[Data shown]

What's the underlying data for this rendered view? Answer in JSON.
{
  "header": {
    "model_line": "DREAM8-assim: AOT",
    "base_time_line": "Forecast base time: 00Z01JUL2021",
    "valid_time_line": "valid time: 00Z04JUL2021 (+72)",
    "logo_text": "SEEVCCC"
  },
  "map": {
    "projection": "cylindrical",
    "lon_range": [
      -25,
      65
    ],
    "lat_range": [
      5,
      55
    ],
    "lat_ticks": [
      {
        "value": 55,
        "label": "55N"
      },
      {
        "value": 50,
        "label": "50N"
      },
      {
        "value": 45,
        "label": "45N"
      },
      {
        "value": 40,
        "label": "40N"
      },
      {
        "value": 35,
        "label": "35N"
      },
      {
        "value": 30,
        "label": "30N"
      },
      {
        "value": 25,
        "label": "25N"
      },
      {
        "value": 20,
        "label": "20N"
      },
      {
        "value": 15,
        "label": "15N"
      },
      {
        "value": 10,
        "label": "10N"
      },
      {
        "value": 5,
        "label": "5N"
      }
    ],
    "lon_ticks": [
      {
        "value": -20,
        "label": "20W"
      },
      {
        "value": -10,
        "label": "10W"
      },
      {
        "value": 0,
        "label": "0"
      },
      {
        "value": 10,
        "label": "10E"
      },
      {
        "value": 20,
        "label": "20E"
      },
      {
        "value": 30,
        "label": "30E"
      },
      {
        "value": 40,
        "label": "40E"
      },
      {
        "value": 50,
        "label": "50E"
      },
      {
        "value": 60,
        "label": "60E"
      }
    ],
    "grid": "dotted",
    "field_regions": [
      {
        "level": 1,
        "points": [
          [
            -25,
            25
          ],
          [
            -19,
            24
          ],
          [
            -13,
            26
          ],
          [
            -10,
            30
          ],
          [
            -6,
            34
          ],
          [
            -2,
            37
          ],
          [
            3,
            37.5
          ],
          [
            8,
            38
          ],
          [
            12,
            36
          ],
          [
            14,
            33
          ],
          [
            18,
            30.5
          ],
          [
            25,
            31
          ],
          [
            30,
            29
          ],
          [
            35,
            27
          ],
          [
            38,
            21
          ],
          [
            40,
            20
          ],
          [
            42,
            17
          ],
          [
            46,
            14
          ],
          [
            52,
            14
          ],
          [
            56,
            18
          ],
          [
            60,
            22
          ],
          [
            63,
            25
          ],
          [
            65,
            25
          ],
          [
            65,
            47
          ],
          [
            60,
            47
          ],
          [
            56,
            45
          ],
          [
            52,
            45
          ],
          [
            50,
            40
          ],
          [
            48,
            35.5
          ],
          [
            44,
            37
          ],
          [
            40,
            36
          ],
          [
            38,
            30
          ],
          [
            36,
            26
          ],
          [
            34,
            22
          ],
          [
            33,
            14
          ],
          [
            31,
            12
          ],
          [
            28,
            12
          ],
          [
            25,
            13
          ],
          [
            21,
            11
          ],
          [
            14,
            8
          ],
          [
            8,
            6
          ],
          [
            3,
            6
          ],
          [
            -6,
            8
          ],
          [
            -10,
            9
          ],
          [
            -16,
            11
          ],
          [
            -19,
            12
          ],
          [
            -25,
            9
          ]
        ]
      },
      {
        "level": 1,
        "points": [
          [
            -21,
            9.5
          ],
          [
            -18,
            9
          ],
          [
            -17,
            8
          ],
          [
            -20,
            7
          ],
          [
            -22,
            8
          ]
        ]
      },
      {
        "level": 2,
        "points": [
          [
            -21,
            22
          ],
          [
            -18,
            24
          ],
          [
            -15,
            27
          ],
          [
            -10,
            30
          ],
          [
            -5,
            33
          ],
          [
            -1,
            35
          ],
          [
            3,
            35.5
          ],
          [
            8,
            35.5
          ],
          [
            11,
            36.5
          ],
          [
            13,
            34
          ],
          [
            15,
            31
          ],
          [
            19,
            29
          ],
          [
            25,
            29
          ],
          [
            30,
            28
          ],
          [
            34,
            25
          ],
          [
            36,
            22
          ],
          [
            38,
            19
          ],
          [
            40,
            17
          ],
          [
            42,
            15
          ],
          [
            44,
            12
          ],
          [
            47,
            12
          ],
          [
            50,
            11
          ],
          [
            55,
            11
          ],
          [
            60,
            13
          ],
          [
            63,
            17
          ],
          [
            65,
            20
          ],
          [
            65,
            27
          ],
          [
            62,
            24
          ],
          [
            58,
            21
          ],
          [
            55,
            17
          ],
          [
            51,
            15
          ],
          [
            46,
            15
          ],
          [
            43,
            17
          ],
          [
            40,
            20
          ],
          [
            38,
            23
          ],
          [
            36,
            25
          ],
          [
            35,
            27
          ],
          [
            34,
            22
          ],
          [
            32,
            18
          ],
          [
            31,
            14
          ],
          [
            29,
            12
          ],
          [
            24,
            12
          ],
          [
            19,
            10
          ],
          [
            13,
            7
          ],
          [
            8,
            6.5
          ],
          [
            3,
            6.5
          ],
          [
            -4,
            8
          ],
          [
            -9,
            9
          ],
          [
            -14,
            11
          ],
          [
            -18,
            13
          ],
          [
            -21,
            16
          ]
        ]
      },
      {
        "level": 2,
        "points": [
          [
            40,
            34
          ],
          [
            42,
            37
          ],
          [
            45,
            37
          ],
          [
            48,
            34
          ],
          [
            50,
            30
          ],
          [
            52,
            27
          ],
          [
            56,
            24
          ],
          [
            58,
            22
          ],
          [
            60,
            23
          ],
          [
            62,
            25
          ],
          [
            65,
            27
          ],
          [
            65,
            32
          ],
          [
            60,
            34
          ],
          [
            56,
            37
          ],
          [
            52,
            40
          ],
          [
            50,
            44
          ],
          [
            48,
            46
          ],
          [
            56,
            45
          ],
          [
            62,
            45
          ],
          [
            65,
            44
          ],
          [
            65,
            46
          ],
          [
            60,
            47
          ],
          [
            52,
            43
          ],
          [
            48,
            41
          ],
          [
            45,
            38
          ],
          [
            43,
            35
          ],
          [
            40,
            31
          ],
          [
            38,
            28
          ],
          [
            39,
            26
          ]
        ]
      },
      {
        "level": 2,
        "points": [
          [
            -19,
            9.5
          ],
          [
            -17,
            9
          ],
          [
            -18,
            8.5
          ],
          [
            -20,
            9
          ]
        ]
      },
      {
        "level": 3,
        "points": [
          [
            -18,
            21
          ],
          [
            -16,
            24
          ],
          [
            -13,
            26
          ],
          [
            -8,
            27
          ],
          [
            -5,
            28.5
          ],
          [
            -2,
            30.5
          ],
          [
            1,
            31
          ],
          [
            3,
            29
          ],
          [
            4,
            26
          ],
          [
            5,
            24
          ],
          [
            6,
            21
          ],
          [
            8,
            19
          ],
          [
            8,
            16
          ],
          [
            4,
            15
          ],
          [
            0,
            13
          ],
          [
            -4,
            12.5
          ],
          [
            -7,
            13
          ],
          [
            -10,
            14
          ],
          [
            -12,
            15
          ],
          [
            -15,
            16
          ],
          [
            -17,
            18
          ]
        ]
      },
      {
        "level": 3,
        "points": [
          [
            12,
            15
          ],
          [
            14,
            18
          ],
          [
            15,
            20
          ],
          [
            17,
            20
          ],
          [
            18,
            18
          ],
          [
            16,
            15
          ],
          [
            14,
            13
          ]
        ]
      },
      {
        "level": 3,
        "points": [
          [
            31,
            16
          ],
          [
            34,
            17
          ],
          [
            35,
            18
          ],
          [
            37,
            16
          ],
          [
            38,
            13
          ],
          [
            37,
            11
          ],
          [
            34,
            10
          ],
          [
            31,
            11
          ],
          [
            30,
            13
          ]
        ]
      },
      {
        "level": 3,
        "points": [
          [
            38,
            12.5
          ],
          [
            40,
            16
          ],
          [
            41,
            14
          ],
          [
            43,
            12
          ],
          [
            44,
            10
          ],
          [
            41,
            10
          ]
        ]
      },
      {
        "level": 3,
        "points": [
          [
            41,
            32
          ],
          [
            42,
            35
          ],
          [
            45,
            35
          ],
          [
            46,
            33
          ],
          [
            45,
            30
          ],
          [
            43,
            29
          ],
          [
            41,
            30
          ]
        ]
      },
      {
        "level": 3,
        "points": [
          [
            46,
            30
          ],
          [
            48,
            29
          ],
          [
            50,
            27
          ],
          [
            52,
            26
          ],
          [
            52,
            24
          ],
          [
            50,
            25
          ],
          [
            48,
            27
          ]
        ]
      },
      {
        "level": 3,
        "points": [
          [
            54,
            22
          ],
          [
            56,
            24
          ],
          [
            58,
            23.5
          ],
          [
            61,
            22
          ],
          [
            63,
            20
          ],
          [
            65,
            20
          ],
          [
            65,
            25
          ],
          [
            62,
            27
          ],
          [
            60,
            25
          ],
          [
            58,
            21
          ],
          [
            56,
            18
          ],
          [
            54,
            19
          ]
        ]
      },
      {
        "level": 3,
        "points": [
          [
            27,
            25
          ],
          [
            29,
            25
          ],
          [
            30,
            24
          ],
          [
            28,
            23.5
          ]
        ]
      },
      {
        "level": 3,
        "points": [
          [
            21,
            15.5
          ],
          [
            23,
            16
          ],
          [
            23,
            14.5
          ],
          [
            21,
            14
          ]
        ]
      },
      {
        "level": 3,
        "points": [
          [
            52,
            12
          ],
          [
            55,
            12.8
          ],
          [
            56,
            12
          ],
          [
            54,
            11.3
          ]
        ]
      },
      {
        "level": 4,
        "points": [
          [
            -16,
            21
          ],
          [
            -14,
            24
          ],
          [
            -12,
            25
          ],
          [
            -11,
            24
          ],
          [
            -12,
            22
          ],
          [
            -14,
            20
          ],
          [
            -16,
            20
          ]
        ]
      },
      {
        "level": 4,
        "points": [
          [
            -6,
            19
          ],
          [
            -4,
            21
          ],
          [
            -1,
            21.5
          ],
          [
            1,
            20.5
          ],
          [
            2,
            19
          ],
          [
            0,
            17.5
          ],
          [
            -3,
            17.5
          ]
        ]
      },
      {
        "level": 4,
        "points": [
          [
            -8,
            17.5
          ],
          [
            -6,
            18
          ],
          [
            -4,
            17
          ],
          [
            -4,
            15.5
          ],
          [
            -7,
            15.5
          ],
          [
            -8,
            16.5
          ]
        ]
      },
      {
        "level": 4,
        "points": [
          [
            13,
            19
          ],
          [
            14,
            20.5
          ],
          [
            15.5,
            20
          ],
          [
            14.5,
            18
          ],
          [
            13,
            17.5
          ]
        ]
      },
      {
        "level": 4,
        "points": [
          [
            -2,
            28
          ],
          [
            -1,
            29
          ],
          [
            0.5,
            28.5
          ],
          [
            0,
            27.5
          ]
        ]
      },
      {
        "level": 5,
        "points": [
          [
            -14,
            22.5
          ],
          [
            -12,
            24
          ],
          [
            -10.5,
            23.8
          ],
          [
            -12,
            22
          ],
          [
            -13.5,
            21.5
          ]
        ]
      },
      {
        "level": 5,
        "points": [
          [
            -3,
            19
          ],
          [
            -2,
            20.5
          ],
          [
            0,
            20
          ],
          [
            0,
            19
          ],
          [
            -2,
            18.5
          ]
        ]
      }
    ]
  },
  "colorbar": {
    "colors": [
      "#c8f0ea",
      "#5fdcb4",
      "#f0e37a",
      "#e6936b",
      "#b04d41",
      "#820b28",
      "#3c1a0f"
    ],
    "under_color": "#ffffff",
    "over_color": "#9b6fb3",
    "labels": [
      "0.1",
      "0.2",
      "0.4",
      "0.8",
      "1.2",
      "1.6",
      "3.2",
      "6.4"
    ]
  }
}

[What to work on] Give a single number: the count of lines above that include the word "time".

[Result] 2